* GIVEN PROBLEM: Pick out all lines with the word "after" from the records that follow.

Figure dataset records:
* * * * *
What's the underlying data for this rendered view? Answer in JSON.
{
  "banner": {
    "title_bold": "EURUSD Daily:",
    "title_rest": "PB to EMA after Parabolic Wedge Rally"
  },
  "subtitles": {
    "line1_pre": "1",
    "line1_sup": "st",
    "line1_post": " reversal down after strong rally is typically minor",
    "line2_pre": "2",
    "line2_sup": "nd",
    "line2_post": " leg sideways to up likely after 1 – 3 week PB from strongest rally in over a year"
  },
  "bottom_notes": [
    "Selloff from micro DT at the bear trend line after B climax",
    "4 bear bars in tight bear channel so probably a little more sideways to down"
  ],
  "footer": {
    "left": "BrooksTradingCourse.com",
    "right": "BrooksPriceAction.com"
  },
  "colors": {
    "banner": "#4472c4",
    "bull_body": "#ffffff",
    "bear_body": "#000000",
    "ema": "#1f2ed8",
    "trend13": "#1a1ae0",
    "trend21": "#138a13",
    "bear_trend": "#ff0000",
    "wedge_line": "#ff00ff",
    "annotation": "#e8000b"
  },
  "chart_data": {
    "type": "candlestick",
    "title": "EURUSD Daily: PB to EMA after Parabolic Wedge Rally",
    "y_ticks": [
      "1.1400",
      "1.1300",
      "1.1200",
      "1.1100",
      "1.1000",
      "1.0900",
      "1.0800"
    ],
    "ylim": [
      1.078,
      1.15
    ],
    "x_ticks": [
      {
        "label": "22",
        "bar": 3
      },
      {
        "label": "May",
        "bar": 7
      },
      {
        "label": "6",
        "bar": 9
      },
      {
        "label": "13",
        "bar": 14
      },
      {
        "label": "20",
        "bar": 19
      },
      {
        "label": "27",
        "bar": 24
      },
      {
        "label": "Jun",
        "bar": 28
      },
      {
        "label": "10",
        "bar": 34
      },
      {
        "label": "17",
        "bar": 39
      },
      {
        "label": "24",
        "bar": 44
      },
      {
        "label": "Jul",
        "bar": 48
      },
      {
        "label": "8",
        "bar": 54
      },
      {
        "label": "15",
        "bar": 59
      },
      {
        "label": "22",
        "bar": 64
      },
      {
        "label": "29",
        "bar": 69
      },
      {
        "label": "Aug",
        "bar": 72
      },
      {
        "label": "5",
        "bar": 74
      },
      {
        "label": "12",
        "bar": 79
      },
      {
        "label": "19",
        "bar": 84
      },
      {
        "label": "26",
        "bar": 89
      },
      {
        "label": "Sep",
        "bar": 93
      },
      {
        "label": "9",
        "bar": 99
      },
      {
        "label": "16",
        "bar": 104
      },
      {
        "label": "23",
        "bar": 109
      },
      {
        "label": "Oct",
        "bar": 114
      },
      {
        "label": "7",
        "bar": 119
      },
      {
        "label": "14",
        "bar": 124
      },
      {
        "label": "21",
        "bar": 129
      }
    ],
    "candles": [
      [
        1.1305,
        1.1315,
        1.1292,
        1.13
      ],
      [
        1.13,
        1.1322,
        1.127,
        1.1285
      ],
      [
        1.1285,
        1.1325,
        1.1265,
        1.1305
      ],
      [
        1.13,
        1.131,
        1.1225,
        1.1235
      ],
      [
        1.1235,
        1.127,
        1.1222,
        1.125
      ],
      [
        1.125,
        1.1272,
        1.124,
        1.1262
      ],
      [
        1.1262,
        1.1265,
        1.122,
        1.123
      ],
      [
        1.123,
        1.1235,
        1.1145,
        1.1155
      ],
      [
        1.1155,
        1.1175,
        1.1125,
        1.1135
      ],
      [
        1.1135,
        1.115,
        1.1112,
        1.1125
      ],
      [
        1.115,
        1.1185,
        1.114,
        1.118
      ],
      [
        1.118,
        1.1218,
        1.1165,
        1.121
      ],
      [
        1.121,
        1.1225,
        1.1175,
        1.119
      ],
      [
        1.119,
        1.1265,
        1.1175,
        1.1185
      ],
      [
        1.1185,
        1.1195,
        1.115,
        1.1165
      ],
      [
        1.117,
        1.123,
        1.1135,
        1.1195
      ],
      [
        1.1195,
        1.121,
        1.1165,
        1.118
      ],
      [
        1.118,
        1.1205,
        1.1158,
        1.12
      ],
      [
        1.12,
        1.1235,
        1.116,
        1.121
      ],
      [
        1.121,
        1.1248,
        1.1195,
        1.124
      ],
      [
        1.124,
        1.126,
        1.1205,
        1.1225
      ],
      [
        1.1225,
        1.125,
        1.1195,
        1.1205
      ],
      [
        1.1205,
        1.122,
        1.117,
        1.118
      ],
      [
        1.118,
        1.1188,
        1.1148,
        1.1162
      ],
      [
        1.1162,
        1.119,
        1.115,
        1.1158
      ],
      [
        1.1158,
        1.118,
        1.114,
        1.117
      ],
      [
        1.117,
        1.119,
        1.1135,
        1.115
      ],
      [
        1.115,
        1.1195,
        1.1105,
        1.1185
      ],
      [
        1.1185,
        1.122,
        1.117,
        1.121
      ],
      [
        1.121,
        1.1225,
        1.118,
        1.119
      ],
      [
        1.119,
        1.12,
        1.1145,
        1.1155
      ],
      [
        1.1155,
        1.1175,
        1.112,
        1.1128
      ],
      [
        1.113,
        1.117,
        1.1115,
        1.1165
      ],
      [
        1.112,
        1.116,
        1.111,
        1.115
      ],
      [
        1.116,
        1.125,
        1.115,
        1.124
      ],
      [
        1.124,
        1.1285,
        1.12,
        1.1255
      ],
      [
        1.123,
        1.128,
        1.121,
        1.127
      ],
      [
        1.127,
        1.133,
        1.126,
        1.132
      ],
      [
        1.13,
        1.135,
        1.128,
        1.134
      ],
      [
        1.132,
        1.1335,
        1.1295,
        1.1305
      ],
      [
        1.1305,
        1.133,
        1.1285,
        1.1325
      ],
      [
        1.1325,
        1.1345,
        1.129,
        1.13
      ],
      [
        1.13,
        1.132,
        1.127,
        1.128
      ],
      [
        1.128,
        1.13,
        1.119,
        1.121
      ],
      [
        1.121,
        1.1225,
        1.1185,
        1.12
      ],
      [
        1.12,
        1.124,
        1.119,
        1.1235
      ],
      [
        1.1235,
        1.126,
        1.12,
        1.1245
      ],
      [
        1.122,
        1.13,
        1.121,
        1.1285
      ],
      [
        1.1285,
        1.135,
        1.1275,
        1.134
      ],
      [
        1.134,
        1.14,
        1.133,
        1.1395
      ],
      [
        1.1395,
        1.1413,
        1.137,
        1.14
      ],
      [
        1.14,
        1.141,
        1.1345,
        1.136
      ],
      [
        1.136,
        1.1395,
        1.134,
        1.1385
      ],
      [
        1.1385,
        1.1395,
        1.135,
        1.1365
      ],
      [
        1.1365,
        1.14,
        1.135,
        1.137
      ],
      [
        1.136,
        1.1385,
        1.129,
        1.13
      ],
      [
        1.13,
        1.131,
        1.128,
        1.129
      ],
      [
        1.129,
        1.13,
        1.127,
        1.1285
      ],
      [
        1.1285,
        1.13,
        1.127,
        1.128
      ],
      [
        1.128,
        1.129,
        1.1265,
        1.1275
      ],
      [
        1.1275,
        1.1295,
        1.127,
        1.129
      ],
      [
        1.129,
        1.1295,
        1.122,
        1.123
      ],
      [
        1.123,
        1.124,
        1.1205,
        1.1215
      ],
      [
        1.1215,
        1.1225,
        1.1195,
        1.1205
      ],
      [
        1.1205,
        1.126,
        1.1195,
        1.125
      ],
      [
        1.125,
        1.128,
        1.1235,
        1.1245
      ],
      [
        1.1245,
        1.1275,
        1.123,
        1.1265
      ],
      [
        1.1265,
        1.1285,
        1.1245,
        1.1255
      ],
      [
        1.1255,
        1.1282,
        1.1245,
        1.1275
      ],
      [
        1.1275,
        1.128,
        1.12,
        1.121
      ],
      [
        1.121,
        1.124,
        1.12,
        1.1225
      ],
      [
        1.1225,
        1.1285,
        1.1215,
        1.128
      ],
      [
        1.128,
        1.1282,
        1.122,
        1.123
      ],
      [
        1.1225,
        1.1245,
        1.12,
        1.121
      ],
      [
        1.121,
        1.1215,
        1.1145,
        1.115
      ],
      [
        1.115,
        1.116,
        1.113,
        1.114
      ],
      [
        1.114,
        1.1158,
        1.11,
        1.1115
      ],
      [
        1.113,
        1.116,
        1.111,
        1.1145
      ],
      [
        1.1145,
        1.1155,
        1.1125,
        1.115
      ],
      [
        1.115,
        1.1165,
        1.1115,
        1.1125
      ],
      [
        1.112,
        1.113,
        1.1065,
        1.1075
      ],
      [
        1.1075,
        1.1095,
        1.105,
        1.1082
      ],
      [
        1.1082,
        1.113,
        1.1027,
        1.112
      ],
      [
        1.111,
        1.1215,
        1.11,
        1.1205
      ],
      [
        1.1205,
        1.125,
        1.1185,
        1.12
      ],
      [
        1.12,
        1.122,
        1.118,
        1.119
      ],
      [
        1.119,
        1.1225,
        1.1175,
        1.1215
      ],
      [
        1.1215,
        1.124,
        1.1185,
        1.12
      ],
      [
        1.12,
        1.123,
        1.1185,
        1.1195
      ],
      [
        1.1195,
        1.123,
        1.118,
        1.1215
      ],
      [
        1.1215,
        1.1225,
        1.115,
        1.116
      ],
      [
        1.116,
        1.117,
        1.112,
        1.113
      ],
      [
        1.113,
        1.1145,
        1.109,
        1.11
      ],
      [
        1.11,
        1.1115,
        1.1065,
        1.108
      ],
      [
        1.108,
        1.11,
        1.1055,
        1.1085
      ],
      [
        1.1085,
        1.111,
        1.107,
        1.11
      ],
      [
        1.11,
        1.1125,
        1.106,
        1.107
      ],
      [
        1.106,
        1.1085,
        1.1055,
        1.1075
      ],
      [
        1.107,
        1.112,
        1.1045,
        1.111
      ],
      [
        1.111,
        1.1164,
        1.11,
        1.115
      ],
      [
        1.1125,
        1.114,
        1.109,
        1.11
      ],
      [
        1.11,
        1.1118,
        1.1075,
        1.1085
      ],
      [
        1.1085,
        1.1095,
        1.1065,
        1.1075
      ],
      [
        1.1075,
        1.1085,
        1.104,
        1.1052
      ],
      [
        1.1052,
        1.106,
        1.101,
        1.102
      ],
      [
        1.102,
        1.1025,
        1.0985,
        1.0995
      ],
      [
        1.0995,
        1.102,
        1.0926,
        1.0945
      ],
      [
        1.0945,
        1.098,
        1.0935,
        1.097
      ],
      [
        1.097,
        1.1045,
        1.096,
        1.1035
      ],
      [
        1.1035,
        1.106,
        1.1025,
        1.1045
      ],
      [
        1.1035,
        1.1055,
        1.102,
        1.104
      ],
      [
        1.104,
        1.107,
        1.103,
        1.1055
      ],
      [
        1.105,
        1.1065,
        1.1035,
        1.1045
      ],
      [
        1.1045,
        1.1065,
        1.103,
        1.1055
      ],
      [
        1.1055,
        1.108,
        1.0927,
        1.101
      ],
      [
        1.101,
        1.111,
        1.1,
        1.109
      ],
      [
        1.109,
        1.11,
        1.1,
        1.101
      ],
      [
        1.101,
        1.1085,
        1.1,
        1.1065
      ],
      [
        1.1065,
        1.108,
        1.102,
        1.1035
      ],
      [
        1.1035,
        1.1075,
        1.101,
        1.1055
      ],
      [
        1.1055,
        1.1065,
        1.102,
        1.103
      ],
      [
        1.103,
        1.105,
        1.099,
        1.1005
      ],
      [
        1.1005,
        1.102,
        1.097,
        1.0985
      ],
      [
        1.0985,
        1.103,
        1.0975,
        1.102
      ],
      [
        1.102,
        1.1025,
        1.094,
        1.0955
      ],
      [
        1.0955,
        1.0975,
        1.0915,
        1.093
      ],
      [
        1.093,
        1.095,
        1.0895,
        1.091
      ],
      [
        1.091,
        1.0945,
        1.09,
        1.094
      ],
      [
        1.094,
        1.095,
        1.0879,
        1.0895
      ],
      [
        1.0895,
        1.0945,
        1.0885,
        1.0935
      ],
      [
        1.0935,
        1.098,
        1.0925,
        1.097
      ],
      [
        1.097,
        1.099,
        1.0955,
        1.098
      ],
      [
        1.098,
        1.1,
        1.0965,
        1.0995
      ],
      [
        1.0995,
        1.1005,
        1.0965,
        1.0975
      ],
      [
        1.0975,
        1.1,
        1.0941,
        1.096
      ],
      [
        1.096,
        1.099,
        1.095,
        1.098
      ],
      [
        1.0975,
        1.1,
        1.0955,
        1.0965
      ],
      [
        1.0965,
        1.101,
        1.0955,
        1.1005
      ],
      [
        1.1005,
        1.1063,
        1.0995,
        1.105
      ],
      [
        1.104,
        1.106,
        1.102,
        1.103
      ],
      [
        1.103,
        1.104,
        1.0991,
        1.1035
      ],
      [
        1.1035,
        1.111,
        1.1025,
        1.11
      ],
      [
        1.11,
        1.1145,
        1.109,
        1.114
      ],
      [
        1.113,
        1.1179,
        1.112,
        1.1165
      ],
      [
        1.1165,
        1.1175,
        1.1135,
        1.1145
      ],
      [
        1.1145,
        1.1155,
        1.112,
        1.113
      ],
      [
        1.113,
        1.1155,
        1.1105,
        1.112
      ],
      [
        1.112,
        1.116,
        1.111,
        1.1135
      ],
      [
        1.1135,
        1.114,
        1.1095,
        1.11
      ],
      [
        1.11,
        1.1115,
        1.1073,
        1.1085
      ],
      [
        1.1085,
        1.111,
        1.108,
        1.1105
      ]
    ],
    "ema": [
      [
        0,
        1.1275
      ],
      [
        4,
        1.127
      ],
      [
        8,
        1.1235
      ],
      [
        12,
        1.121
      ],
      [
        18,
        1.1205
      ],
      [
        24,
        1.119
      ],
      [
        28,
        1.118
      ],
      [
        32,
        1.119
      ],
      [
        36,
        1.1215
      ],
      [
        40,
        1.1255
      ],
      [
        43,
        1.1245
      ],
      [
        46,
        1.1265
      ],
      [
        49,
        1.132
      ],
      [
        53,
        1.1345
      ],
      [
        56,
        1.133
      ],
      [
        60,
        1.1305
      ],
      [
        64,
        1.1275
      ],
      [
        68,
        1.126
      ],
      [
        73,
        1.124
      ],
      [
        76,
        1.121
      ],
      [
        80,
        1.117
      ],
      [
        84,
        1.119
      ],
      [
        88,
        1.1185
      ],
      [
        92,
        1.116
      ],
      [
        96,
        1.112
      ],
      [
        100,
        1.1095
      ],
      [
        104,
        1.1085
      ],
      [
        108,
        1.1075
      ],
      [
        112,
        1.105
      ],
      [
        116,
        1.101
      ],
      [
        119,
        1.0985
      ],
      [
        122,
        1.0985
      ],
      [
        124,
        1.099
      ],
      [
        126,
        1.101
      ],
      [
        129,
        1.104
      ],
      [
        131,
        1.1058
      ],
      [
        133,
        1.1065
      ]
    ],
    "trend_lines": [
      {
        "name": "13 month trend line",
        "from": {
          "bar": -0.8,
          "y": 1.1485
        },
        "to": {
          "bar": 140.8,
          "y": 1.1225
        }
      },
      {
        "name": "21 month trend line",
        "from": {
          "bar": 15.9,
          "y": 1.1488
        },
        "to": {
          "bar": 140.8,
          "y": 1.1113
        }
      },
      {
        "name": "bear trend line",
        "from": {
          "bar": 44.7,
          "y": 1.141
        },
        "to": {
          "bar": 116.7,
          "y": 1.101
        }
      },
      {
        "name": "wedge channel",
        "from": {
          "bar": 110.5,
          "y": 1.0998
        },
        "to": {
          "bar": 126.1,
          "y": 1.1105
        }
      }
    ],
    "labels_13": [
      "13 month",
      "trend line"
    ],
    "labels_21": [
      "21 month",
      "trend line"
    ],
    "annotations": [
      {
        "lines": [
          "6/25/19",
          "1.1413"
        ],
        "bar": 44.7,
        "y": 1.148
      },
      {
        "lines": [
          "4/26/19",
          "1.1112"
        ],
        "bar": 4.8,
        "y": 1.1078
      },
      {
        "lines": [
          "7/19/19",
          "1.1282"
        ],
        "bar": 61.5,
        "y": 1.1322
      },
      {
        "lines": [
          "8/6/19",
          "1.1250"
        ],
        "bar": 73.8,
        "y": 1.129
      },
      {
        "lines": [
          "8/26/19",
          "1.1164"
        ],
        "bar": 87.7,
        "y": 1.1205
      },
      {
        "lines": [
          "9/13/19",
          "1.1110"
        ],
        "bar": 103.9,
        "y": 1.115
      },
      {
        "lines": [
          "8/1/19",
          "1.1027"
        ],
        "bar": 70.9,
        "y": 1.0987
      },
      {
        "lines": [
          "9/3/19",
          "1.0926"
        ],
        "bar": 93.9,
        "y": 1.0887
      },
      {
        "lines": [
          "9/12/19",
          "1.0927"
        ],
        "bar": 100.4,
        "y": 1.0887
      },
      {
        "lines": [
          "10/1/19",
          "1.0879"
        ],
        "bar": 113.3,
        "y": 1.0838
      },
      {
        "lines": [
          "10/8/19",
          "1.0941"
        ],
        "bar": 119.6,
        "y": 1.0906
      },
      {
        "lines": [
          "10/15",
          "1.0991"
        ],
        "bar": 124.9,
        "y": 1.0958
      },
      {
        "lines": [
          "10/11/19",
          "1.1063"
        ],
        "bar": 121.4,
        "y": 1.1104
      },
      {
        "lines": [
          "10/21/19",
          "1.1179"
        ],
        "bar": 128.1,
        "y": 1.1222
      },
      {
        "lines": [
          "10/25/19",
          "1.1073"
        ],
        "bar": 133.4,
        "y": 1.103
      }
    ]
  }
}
* * * * *
* PROBLEM SOLUTION:
    "title_rest": "PB to EMA after Parabolic Wedge Rally"
    "line1_post": " reversal down after strong rally is typically minor",
    "line2_post": " leg sideways to up likely after 1 – 3 week PB from strongest rally in over a year"
    "Selloff from micro DT at the bear trend line after B climax",
    "title": "EURUSD Daily: PB to EMA after Parabolic Wedge Rally",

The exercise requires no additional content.